**INPUT MATERIAL**.
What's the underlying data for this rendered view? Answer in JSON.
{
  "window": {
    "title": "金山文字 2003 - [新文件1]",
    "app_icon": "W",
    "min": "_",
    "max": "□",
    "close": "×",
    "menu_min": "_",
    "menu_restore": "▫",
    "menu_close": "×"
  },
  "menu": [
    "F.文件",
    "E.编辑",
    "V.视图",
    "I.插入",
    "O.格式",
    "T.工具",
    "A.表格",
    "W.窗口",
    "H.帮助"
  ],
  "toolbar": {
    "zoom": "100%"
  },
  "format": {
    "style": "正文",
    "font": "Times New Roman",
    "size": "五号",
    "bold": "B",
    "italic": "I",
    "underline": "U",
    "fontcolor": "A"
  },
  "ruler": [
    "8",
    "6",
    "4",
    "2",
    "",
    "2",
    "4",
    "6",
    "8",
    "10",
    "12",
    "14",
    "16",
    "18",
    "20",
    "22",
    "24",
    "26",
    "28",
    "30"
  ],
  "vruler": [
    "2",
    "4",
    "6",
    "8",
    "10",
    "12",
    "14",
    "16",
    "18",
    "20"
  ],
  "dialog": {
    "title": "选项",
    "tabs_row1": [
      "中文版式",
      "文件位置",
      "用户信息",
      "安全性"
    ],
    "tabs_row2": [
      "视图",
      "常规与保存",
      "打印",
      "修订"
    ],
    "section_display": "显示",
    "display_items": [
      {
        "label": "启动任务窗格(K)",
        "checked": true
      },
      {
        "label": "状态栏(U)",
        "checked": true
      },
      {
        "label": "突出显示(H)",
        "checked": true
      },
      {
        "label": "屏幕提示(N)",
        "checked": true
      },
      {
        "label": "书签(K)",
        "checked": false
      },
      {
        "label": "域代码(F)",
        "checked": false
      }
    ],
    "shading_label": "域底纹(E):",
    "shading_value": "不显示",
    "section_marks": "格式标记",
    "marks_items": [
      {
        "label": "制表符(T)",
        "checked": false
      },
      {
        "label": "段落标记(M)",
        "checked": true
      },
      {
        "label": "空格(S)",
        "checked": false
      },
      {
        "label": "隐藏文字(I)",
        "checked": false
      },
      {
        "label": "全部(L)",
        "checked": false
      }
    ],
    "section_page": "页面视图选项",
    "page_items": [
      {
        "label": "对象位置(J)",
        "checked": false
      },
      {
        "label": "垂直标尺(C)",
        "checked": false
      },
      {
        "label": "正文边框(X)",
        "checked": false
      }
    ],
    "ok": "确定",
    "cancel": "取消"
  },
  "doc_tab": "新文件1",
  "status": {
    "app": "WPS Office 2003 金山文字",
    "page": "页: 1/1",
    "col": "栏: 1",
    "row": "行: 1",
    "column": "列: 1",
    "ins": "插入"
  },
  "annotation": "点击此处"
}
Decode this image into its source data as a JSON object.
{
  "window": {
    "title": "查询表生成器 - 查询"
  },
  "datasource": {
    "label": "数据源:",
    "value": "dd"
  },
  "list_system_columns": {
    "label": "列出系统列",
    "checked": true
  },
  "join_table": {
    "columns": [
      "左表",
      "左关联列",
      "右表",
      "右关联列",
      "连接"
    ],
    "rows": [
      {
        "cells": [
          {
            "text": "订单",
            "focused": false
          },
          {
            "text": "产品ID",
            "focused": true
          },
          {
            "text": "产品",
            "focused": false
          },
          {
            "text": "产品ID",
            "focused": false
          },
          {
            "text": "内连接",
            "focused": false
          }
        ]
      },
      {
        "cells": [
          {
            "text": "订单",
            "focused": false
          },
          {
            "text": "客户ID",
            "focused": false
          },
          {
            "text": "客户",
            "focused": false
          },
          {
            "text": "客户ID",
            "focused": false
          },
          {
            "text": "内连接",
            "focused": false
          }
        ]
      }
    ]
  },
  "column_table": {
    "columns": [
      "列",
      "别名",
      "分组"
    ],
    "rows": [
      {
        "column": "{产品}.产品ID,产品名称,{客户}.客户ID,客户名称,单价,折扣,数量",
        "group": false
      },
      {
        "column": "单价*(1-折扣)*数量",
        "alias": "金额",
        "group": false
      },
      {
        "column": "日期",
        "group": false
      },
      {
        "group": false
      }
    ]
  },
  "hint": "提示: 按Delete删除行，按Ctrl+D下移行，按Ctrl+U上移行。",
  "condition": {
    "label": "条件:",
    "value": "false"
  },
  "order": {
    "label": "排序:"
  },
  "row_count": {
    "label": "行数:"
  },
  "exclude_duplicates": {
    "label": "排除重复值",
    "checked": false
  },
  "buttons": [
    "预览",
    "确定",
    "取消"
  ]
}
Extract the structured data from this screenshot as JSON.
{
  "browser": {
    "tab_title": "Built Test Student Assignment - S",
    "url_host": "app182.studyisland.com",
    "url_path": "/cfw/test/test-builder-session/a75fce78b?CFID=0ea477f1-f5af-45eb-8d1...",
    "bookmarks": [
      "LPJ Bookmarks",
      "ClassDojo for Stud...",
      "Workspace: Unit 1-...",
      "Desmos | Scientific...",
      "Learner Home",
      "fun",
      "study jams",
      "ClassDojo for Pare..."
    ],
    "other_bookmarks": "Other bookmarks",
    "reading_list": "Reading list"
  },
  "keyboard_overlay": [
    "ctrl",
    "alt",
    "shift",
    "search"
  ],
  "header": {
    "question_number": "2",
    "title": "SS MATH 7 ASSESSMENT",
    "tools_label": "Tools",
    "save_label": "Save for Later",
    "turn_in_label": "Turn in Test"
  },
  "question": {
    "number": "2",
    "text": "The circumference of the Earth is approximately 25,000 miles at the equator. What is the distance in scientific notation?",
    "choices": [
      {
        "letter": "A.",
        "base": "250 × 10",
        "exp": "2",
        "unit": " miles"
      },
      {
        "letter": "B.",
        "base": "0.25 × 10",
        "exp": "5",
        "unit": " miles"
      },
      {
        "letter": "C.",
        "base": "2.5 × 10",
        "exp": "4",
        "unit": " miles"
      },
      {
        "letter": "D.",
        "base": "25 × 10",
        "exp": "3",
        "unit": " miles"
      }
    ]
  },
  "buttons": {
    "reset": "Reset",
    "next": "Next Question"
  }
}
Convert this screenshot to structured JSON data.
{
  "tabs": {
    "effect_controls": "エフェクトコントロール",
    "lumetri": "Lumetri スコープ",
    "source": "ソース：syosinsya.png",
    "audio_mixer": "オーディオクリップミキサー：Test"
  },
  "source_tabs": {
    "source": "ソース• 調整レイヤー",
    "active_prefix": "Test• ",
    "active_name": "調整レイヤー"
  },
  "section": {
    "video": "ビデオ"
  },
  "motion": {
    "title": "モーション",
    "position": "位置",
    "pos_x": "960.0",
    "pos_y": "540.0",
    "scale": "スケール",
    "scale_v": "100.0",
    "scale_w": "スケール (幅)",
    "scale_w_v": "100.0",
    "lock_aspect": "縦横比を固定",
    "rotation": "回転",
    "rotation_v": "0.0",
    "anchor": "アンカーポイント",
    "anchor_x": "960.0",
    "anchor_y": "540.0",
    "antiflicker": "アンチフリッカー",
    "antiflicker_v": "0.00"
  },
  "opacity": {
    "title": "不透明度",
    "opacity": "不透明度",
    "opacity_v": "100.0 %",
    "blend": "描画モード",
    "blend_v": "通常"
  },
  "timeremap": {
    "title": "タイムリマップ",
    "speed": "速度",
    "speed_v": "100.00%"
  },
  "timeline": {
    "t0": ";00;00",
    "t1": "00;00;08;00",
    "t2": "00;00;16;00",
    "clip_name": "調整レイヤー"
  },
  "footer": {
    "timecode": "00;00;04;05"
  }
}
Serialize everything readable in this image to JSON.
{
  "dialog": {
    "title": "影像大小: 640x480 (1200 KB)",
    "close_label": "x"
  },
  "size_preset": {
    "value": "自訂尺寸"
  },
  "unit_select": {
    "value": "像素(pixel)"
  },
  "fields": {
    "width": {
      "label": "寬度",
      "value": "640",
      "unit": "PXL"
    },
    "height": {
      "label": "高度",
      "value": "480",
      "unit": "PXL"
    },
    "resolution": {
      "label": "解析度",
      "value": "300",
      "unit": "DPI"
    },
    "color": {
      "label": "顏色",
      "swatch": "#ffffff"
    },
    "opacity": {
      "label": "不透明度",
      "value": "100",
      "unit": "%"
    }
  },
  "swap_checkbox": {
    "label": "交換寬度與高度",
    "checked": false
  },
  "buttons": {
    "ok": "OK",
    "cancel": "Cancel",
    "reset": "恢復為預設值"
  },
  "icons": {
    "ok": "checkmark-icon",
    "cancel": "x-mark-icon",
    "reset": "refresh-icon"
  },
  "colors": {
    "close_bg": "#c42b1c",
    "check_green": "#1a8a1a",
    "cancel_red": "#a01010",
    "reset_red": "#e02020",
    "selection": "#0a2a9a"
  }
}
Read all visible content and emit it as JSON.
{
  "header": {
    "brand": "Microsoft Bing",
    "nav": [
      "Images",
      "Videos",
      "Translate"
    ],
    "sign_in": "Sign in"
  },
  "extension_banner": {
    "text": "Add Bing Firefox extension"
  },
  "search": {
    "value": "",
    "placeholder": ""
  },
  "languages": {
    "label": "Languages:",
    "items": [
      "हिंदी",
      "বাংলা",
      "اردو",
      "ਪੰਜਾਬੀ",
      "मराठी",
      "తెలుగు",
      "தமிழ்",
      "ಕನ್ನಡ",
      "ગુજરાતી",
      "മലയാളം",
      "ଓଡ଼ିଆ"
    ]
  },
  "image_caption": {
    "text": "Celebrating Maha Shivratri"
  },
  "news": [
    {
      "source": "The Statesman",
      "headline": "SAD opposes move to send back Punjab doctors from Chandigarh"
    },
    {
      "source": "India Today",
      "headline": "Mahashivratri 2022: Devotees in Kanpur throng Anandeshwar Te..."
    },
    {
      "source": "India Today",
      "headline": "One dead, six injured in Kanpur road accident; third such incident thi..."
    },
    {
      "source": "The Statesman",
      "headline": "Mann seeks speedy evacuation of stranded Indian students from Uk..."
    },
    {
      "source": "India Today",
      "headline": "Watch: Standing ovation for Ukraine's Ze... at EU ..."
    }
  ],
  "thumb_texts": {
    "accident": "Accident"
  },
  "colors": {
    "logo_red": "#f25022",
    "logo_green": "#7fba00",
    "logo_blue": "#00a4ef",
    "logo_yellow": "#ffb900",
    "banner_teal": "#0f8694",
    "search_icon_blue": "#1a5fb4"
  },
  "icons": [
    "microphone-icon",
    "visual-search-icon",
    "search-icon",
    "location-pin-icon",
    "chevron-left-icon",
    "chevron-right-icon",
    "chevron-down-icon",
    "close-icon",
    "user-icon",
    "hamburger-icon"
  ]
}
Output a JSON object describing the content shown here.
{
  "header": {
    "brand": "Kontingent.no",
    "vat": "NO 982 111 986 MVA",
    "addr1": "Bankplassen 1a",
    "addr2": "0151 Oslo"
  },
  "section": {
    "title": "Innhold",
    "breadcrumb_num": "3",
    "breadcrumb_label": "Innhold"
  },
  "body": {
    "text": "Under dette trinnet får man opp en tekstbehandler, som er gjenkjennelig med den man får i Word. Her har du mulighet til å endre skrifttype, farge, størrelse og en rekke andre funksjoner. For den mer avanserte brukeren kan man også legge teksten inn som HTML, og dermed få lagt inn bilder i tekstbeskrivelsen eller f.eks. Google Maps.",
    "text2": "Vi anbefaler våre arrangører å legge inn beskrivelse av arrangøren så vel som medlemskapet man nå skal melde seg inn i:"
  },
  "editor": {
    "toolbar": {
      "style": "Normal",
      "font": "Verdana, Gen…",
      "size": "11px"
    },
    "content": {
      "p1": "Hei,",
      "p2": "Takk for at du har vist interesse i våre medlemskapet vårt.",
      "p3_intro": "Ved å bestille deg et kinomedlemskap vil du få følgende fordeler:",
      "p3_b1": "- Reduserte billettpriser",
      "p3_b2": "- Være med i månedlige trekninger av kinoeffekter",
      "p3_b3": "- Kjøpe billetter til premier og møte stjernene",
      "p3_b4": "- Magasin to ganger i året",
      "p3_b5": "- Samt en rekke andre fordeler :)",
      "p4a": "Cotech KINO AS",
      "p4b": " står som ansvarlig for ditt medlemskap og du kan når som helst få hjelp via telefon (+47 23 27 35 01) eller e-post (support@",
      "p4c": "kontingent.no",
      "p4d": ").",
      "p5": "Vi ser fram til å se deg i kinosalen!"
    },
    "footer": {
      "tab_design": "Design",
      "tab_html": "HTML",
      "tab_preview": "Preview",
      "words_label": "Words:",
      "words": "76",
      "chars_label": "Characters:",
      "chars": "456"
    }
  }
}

**TASK**. Search the entries for the string "fordeler" and collect each line that has it.

**EXERCISE SOLUTION**.
      "p3_intro": "Ved å bestille deg et kinomedlemskap vil du få følgende fordeler:",
      "p3_b5": "- Samt en rekke andre fordeler :)",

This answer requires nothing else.